Data excerpts:
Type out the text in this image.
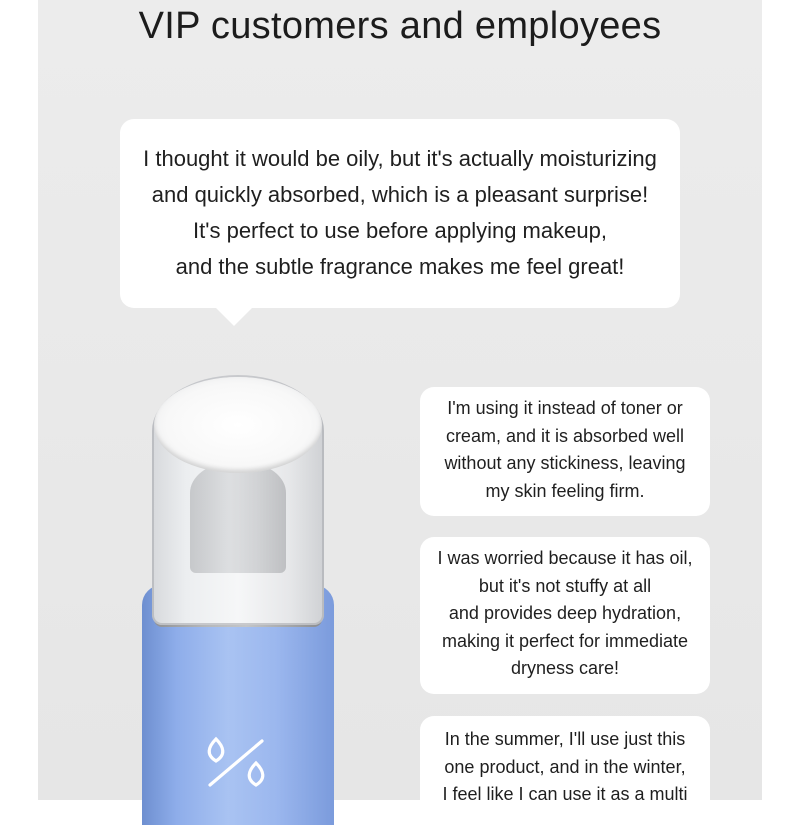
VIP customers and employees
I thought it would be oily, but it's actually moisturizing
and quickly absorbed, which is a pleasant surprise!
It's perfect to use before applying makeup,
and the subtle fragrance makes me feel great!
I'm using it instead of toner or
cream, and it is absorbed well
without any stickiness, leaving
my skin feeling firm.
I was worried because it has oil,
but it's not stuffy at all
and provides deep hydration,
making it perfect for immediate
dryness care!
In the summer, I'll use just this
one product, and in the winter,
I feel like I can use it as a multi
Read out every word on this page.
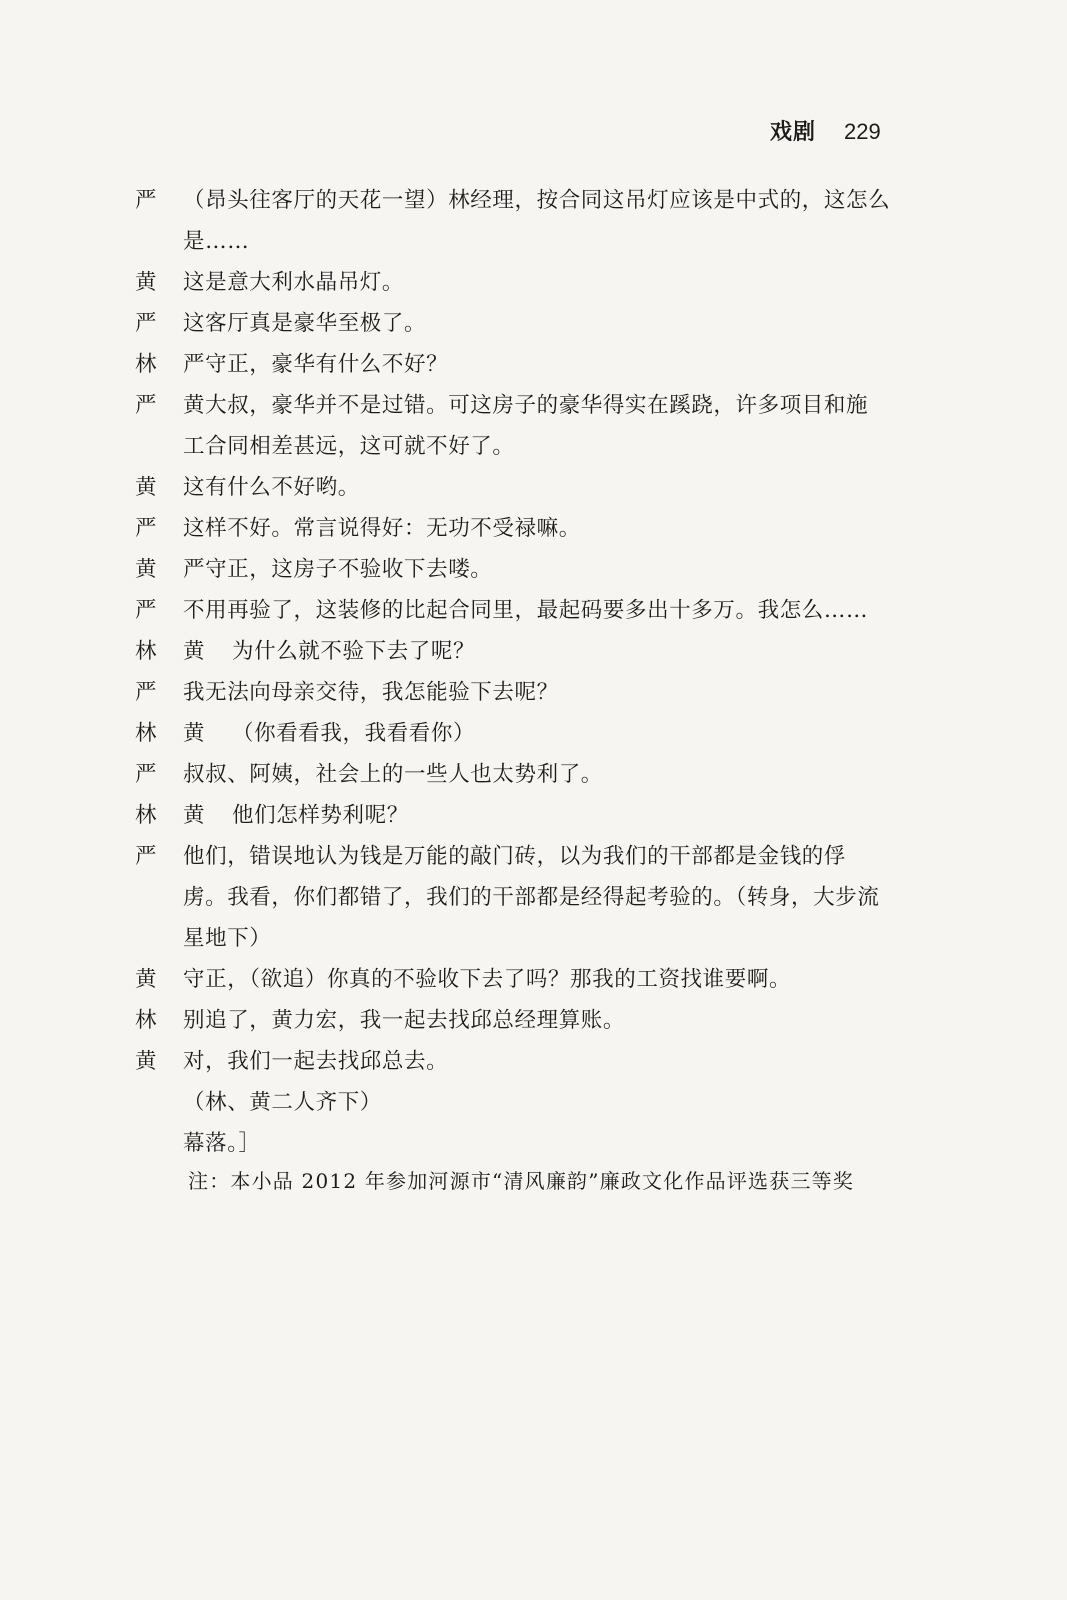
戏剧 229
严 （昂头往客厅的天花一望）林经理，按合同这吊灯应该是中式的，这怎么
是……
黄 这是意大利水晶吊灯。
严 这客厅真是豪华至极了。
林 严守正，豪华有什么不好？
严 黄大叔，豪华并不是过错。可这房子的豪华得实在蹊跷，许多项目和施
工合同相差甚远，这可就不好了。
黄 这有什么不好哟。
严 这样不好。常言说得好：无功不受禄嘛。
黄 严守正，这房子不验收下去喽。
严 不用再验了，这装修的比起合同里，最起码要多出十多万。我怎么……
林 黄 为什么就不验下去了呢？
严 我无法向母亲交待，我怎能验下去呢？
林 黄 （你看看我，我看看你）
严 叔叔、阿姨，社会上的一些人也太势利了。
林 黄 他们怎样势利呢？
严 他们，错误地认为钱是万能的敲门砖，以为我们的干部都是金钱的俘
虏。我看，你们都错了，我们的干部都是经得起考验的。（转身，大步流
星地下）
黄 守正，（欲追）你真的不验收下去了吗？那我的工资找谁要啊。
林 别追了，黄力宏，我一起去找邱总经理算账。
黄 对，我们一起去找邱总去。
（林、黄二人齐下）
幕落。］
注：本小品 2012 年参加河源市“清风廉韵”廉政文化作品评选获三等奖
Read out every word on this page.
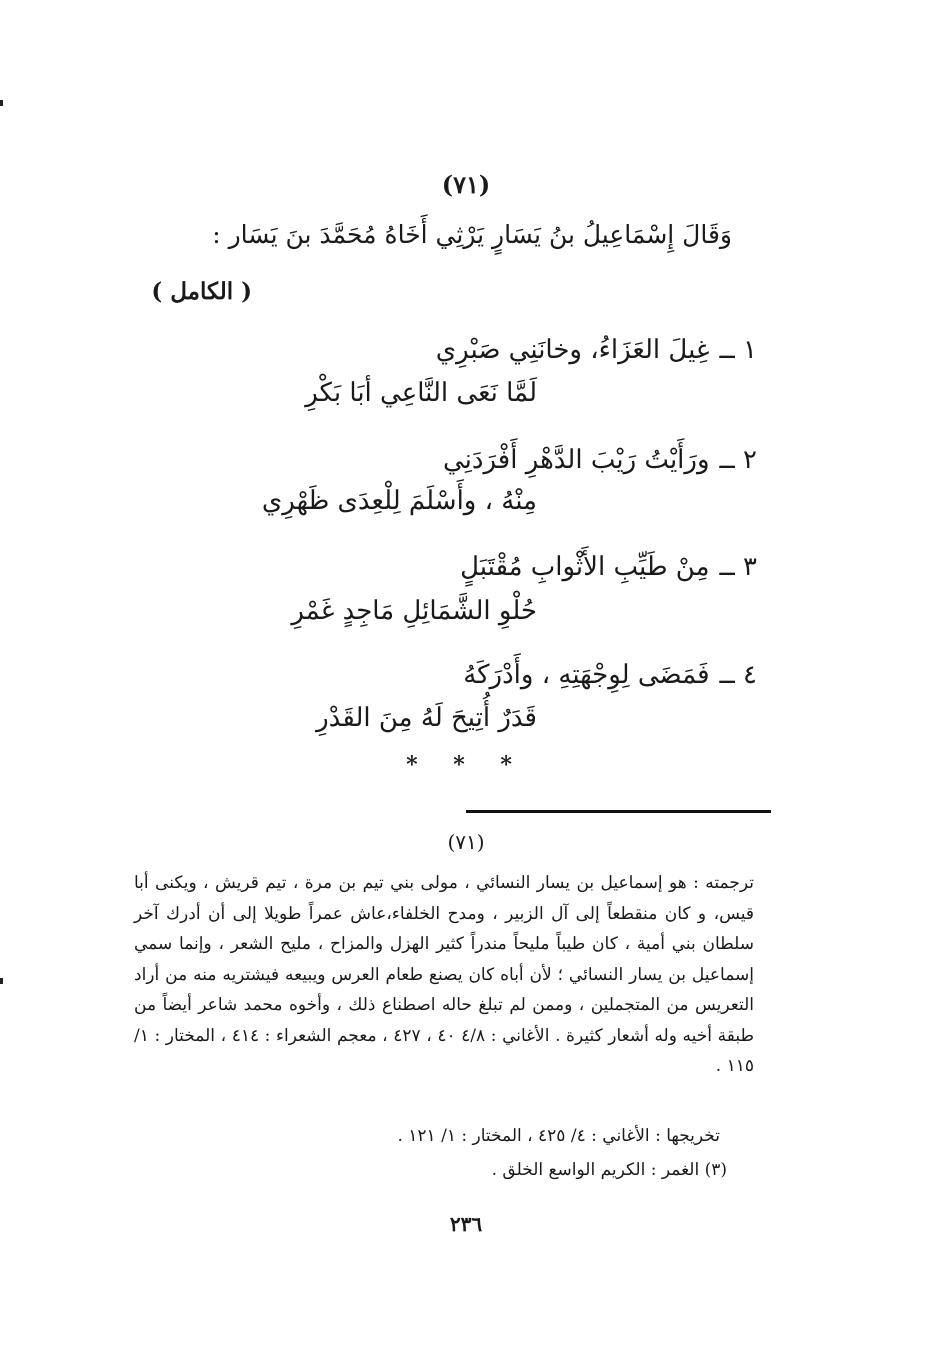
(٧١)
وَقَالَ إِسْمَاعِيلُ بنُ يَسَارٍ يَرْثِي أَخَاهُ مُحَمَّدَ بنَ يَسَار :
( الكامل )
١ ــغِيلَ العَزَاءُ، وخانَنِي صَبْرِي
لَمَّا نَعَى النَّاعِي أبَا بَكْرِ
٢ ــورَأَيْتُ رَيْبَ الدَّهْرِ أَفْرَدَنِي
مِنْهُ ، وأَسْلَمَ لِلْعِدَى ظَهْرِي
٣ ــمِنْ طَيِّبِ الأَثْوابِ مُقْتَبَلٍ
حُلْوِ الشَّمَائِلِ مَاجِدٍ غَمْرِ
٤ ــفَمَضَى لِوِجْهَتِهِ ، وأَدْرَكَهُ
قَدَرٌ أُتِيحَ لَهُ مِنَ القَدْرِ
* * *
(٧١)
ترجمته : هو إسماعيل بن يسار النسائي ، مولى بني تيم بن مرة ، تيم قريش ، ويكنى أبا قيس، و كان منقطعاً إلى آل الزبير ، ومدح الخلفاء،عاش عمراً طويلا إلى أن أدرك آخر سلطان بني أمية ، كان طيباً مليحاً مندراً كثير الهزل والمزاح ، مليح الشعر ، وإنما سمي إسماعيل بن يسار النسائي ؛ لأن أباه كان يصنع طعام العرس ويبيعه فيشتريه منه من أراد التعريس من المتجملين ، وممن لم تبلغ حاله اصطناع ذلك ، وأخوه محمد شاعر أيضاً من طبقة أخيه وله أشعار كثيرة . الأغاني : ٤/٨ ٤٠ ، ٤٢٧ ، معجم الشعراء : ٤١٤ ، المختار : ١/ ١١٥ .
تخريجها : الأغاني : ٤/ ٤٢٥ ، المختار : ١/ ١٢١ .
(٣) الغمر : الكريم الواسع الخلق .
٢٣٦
---
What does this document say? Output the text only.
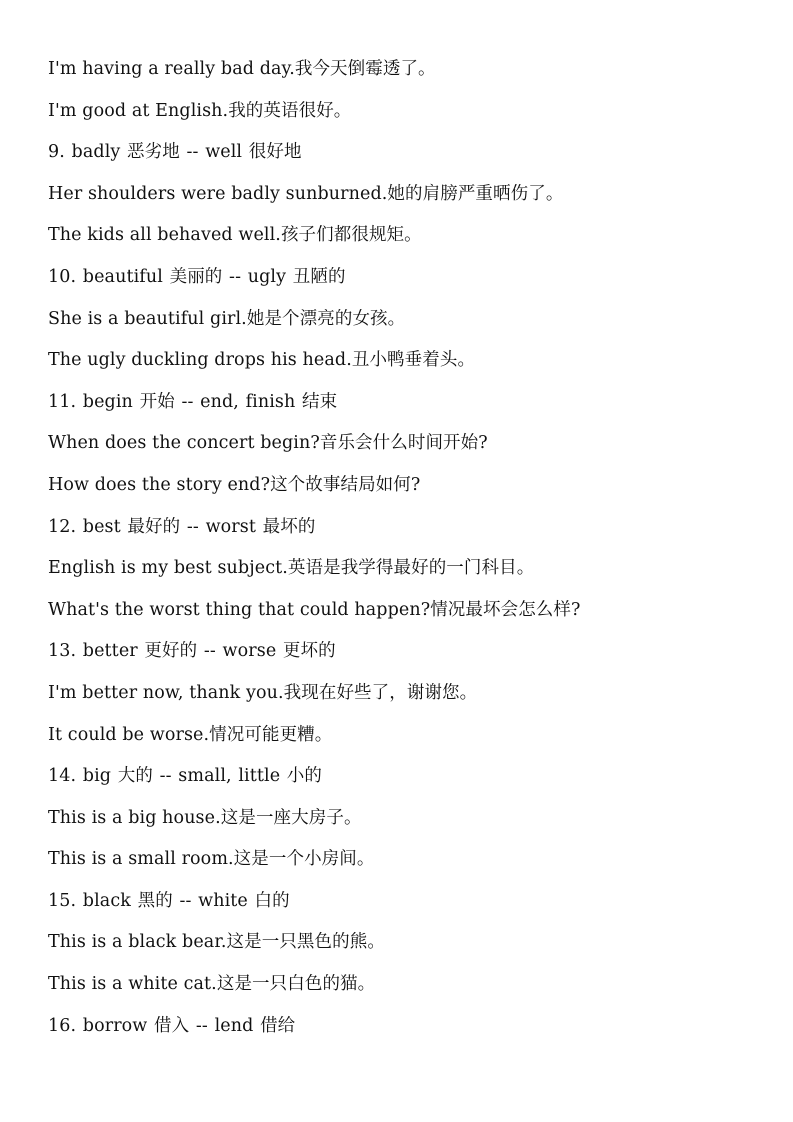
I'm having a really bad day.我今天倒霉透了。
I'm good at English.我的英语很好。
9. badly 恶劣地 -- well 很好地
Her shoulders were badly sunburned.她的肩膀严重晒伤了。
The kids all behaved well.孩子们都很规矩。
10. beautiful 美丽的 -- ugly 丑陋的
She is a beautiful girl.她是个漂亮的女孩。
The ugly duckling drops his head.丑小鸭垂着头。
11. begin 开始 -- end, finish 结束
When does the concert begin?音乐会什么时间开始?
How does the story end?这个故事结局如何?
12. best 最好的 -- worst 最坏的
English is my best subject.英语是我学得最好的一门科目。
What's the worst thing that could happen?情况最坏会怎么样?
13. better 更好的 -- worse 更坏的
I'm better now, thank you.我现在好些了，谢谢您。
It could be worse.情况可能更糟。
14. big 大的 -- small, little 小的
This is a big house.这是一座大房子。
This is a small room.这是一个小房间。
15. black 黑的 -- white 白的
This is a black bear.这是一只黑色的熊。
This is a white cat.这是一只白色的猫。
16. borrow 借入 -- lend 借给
* * *
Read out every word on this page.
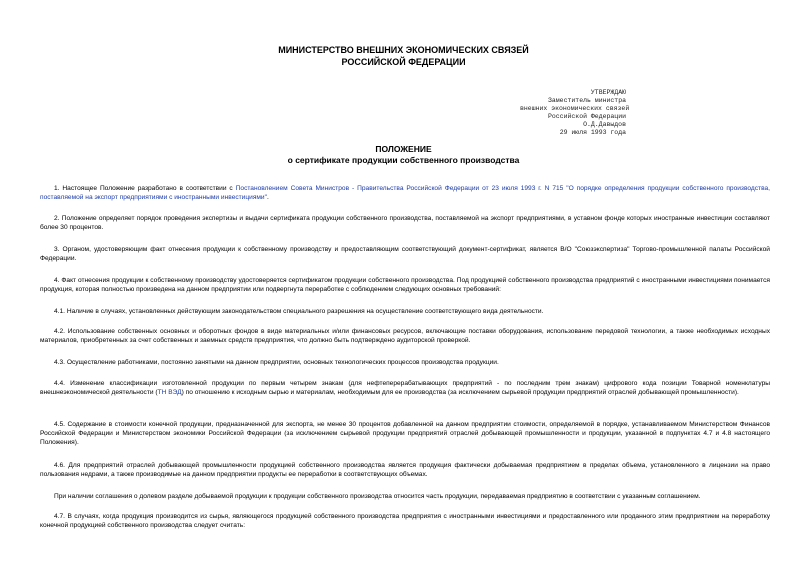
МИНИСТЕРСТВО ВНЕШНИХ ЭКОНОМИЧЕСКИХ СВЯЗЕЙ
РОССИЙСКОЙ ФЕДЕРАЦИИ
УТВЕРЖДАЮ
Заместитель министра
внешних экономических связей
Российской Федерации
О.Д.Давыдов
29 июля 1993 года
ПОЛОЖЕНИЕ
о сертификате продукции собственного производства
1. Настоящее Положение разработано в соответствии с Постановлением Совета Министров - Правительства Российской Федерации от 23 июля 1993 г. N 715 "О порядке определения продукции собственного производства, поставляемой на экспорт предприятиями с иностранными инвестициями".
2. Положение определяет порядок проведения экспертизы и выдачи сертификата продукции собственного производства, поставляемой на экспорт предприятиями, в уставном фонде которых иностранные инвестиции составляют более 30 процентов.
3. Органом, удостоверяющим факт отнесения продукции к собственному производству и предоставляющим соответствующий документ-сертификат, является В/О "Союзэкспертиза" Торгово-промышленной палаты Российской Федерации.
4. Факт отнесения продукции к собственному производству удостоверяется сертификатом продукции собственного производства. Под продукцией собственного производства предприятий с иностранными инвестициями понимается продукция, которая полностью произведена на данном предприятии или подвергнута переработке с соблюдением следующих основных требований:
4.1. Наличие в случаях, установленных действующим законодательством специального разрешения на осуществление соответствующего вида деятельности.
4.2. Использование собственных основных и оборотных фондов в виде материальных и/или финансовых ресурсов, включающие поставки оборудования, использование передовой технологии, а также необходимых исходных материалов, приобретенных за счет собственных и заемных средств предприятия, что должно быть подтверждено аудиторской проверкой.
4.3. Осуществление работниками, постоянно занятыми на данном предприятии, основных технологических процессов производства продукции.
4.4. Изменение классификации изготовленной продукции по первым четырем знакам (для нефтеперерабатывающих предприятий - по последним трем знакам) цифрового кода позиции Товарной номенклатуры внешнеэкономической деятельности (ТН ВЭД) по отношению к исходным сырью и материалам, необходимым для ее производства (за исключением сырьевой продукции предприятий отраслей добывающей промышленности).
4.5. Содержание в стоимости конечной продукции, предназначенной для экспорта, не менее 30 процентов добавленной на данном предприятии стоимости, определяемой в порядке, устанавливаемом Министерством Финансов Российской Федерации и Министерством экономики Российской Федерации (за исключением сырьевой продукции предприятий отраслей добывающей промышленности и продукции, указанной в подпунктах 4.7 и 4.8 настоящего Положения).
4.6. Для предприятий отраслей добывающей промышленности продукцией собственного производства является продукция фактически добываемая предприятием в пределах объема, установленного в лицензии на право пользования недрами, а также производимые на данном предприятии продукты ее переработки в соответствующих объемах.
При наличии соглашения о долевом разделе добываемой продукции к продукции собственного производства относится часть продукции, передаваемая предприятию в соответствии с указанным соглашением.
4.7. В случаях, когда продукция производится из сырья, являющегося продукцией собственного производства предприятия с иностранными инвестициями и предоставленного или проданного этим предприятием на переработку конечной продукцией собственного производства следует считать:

▸ WHAT YOU ARE ASKED TO DO:
From the data, pick out every line that includes "сырьевой".

▸ ANSWER FOR THIS EXERCISE:
4.4. Изменение классификации изготовленной продукции по первым четырем знакам (для нефтеперерабатывающих предприятий - по последним трем знакам) цифрового кода позиции Товарной номенклатуры внешнеэкономической деятельности (ТН ВЭД) по отношению к исходным сырью и материалам, необходимым для ее производства (за исключением сырьевой продукции предприятий отраслей добывающей промышленности).
4.5. Содержание в стоимости конечной продукции, предназначенной для экспорта, не менее 30 процентов добавленной на данном предприятии стоимости, определяемой в порядке, устанавливаемом Министерством Финансов Российской Федерации и Министерством экономики Российской Федерации (за исключением сырьевой продукции предприятий отраслей добывающей промышленности и продукции, указанной в подпунктах 4.7 и 4.8 настоящего Положения).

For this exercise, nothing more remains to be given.